Direction –
Skip the pictures. Repeat everything else in the records word for word.

Exercise input –

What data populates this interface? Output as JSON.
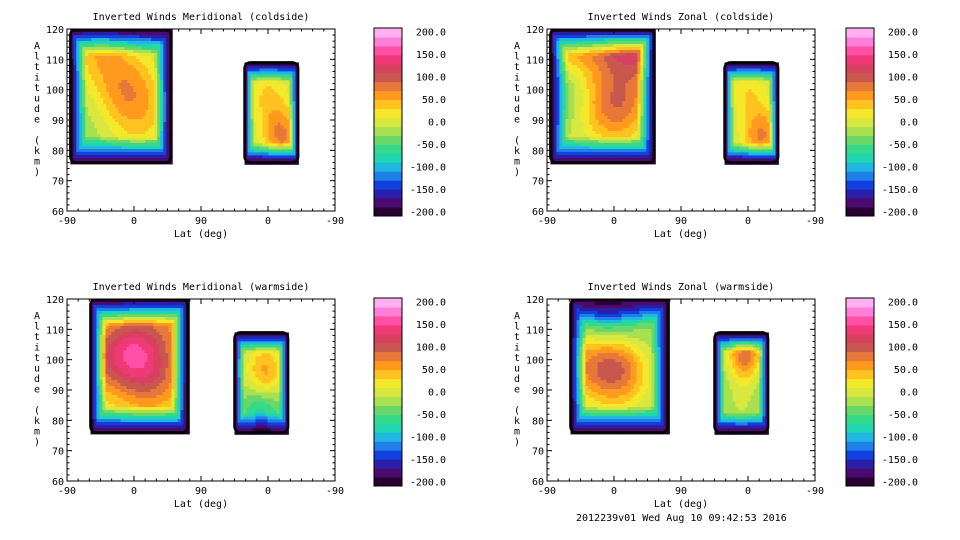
{
  "footer": "2012239v01 Wed Aug 10 09:42:53 2016",
  "colorbar": {
    "labels": [
      "200.0",
      "150.0",
      "100.0",
      "50.0",
      "0.0",
      "-50.0",
      "-100.0",
      "-150.0",
      "-200.0"
    ],
    "colors": [
      "#2a0033",
      "#4b0a6e",
      "#2b1fa8",
      "#1040e0",
      "#1f7fe8",
      "#20b8e0",
      "#1fd6b0",
      "#34d98a",
      "#6ad76a",
      "#a8e050",
      "#d8e840",
      "#f4e82a",
      "#ffc21e",
      "#ff9a1e",
      "#e8783a",
      "#c8584e",
      "#d84060",
      "#f03a78",
      "#ff4fa6",
      "#ff7fd8",
      "#ffb0f0"
    ]
  },
  "chart_data": [
    {
      "type": "heatmap",
      "title": "Inverted Winds Meridional (coldside)",
      "xlabel": "Lat (deg)",
      "ylabel": "Altitude (km)",
      "x_ticks": [
        "-90",
        "0",
        "90",
        "0",
        "-90"
      ],
      "y_ticks": [
        "60",
        "70",
        "80",
        "90",
        "100",
        "110",
        "120"
      ],
      "xlim": [
        0,
        4
      ],
      "ylim": [
        60,
        120
      ],
      "color_range": [
        -200,
        200
      ],
      "regions": [
        {
          "x": [
            0.05,
            1.55
          ],
          "y": [
            76,
            120
          ],
          "base": -20,
          "blobs": [
            {
              "x": 0.9,
              "y": 100,
              "v": 55
            },
            {
              "x": 0.45,
              "y": 115,
              "v": 40
            },
            {
              "x": 1.1,
              "y": 87,
              "v": 15
            },
            {
              "x": 0.3,
              "y": 90,
              "v": -30
            }
          ]
        },
        {
          "x": [
            2.65,
            3.45
          ],
          "y": [
            76,
            109
          ],
          "base": -10,
          "blobs": [
            {
              "x": 3.2,
              "y": 85,
              "v": 70
            },
            {
              "x": 3.0,
              "y": 98,
              "v": 30
            }
          ]
        }
      ]
    },
    {
      "type": "heatmap",
      "title": "Inverted Winds Zonal (coldside)",
      "xlabel": "Lat (deg)",
      "ylabel": "Altitude (km)",
      "x_ticks": [
        "-90",
        "0",
        "90",
        "0",
        "-90"
      ],
      "y_ticks": [
        "60",
        "70",
        "80",
        "90",
        "100",
        "110",
        "120"
      ],
      "xlim": [
        0,
        4
      ],
      "ylim": [
        60,
        120
      ],
      "color_range": [
        -200,
        200
      ],
      "regions": [
        {
          "x": [
            0.05,
            1.6
          ],
          "y": [
            76,
            120
          ],
          "base": -10,
          "blobs": [
            {
              "x": 1.0,
              "y": 95,
              "v": 85
            },
            {
              "x": 1.3,
              "y": 116,
              "v": 120
            },
            {
              "x": 0.4,
              "y": 115,
              "v": 60
            },
            {
              "x": 0.2,
              "y": 100,
              "v": -60
            }
          ]
        },
        {
          "x": [
            2.65,
            3.45
          ],
          "y": [
            76,
            109
          ],
          "base": -10,
          "blobs": [
            {
              "x": 3.2,
              "y": 85,
              "v": 70
            },
            {
              "x": 3.0,
              "y": 100,
              "v": 25
            }
          ]
        }
      ]
    },
    {
      "type": "heatmap",
      "title": "Inverted Winds Meridional (warmside)",
      "xlabel": "Lat (deg)",
      "ylabel": "Altitude (km)",
      "x_ticks": [
        "-90",
        "0",
        "90",
        "0",
        "-90"
      ],
      "y_ticks": [
        "60",
        "70",
        "80",
        "90",
        "100",
        "110",
        "120"
      ],
      "xlim": [
        0,
        4
      ],
      "ylim": [
        60,
        120
      ],
      "color_range": [
        -200,
        200
      ],
      "regions": [
        {
          "x": [
            0.35,
            1.8
          ],
          "y": [
            76,
            120
          ],
          "base": 0,
          "blobs": [
            {
              "x": 1.0,
              "y": 103,
              "v": 110
            },
            {
              "x": 1.3,
              "y": 93,
              "v": 60
            },
            {
              "x": 0.5,
              "y": 100,
              "v": 45
            },
            {
              "x": 1.65,
              "y": 115,
              "v": 40
            }
          ]
        },
        {
          "x": [
            2.5,
            3.3
          ],
          "y": [
            76,
            109
          ],
          "base": -20,
          "blobs": [
            {
              "x": 2.95,
              "y": 96,
              "v": 55
            },
            {
              "x": 2.9,
              "y": 82,
              "v": -80
            }
          ]
        }
      ]
    },
    {
      "type": "heatmap",
      "title": "Inverted Winds Zonal (warmside)",
      "xlabel": "Lat (deg)",
      "ylabel": "Altitude (km)",
      "x_ticks": [
        "-90",
        "0",
        "90",
        "0",
        "-90"
      ],
      "y_ticks": [
        "60",
        "70",
        "80",
        "90",
        "100",
        "110",
        "120"
      ],
      "xlim": [
        0,
        4
      ],
      "ylim": [
        60,
        120
      ],
      "color_range": [
        -200,
        200
      ],
      "regions": [
        {
          "x": [
            0.35,
            1.8
          ],
          "y": [
            76,
            120
          ],
          "base": -20,
          "blobs": [
            {
              "x": 1.05,
              "y": 97,
              "v": 95
            },
            {
              "x": 0.9,
              "y": 117,
              "v": -110
            },
            {
              "x": 0.45,
              "y": 100,
              "v": 30
            },
            {
              "x": 1.6,
              "y": 100,
              "v": -40
            }
          ]
        },
        {
          "x": [
            2.5,
            3.3
          ],
          "y": [
            76,
            109
          ],
          "base": -40,
          "blobs": [
            {
              "x": 2.95,
              "y": 102,
              "v": 80
            },
            {
              "x": 2.9,
              "y": 85,
              "v": -10
            }
          ]
        }
      ]
    }
  ]
}
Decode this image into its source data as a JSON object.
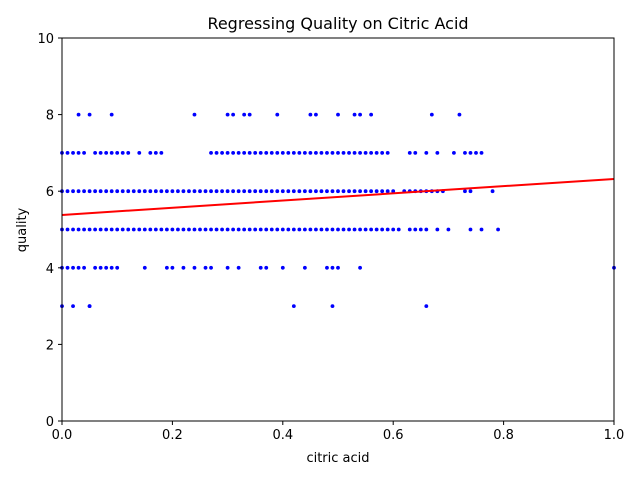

Exercise answer –
What data populates this interface? Output as JSON.
{
  "footer": "2012239v01 Wed Aug 10 09:42:53 2016",
  "colorbar": {
    "labels": [
      "200.0",
      "150.0",
      "100.0",
      "50.0",
      "0.0",
      "-50.0",
      "-100.0",
      "-150.0",
      "-200.0"
    ],
    "colors": [
      "#2a0033",
      "#4b0a6e",
      "#2b1fa8",
      "#1040e0",
      "#1f7fe8",
      "#20b8e0",
      "#1fd6b0",
      "#34d98a",
      "#6ad76a",
      "#a8e050",
      "#d8e840",
      "#f4e82a",
      "#ffc21e",
      "#ff9a1e",
      "#e8783a",
      "#c8584e",
      "#d84060",
      "#f03a78",
      "#ff4fa6",
      "#ff7fd8",
      "#ffb0f0"
    ]
  },
  "chart_data": [
    {
      "type": "heatmap",
      "title": "Inverted Winds Meridional (coldside)",
      "xlabel": "Lat (deg)",
      "ylabel": "Altitude (km)",
      "x_ticks": [
        "-90",
        "0",
        "90",
        "0",
        "-90"
      ],
      "y_ticks": [
        "60",
        "70",
        "80",
        "90",
        "100",
        "110",
        "120"
      ],
      "xlim": [
        0,
        4
      ],
      "ylim": [
        60,
        120
      ],
      "color_range": [
        -200,
        200
      ],
      "regions": [
        {
          "x": [
            0.05,
            1.55
          ],
          "y": [
            76,
            120
          ],
          "base": -20,
          "blobs": [
            {
              "x": 0.9,
              "y": 100,
              "v": 55
            },
            {
              "x": 0.45,
              "y": 115,
              "v": 40
            },
            {
              "x": 1.1,
              "y": 87,
              "v": 15
            },
            {
              "x": 0.3,
              "y": 90,
              "v": -30
            }
          ]
        },
        {
          "x": [
            2.65,
            3.45
          ],
          "y": [
            76,
            109
          ],
          "base": -10,
          "blobs": [
            {
              "x": 3.2,
              "y": 85,
              "v": 70
            },
            {
              "x": 3.0,
              "y": 98,
              "v": 30
            }
          ]
        }
      ]
    },
    {
      "type": "heatmap",
      "title": "Inverted Winds Zonal (coldside)",
      "xlabel": "Lat (deg)",
      "ylabel": "Altitude (km)",
      "x_ticks": [
        "-90",
        "0",
        "90",
        "0",
        "-90"
      ],
      "y_ticks": [
        "60",
        "70",
        "80",
        "90",
        "100",
        "110",
        "120"
      ],
      "xlim": [
        0,
        4
      ],
      "ylim": [
        60,
        120
      ],
      "color_range": [
        -200,
        200
      ],
      "regions": [
        {
          "x": [
            0.05,
            1.6
          ],
          "y": [
            76,
            120
          ],
          "base": -10,
          "blobs": [
            {
              "x": 1.0,
              "y": 95,
              "v": 85
            },
            {
              "x": 1.3,
              "y": 116,
              "v": 120
            },
            {
              "x": 0.4,
              "y": 115,
              "v": 60
            },
            {
              "x": 0.2,
              "y": 100,
              "v": -60
            }
          ]
        },
        {
          "x": [
            2.65,
            3.45
          ],
          "y": [
            76,
            109
          ],
          "base": -10,
          "blobs": [
            {
              "x": 3.2,
              "y": 85,
              "v": 70
            },
            {
              "x": 3.0,
              "y": 100,
              "v": 25
            }
          ]
        }
      ]
    },
    {
      "type": "heatmap",
      "title": "Inverted Winds Meridional (warmside)",
      "xlabel": "Lat (deg)",
      "ylabel": "Altitude (km)",
      "x_ticks": [
        "-90",
        "0",
        "90",
        "0",
        "-90"
      ],
      "y_ticks": [
        "60",
        "70",
        "80",
        "90",
        "100",
        "110",
        "120"
      ],
      "xlim": [
        0,
        4
      ],
      "ylim": [
        60,
        120
      ],
      "color_range": [
        -200,
        200
      ],
      "regions": [
        {
          "x": [
            0.35,
            1.8
          ],
          "y": [
            76,
            120
          ],
          "base": 0,
          "blobs": [
            {
              "x": 1.0,
              "y": 103,
              "v": 110
            },
            {
              "x": 1.3,
              "y": 93,
              "v": 60
            },
            {
              "x": 0.5,
              "y": 100,
              "v": 45
            },
            {
              "x": 1.65,
              "y": 115,
              "v": 40
            }
          ]
        },
        {
          "x": [
            2.5,
            3.3
          ],
          "y": [
            76,
            109
          ],
          "base": -20,
          "blobs": [
            {
              "x": 2.95,
              "y": 96,
              "v": 55
            },
            {
              "x": 2.9,
              "y": 82,
              "v": -80
            }
          ]
        }
      ]
    },
    {
      "type": "heatmap",
      "title": "Inverted Winds Zonal (warmside)",
      "xlabel": "Lat (deg)",
      "ylabel": "Altitude (km)",
      "x_ticks": [
        "-90",
        "0",
        "90",
        "0",
        "-90"
      ],
      "y_ticks": [
        "60",
        "70",
        "80",
        "90",
        "100",
        "110",
        "120"
      ],
      "xlim": [
        0,
        4
      ],
      "ylim": [
        60,
        120
      ],
      "color_range": [
        -200,
        200
      ],
      "regions": [
        {
          "x": [
            0.35,
            1.8
          ],
          "y": [
            76,
            120
          ],
          "base": -20,
          "blobs": [
            {
              "x": 1.05,
              "y": 97,
              "v": 95
            },
            {
              "x": 0.9,
              "y": 117,
              "v": -110
            },
            {
              "x": 0.45,
              "y": 100,
              "v": 30
            },
            {
              "x": 1.6,
              "y": 100,
              "v": -40
            }
          ]
        },
        {
          "x": [
            2.5,
            3.3
          ],
          "y": [
            76,
            109
          ],
          "base": -40,
          "blobs": [
            {
              "x": 2.95,
              "y": 102,
              "v": 80
            },
            {
              "x": 2.9,
              "y": 85,
              "v": -10
            }
          ]
        }
      ]
    }
  ]
}
Decode this image into its source data as a JSON object.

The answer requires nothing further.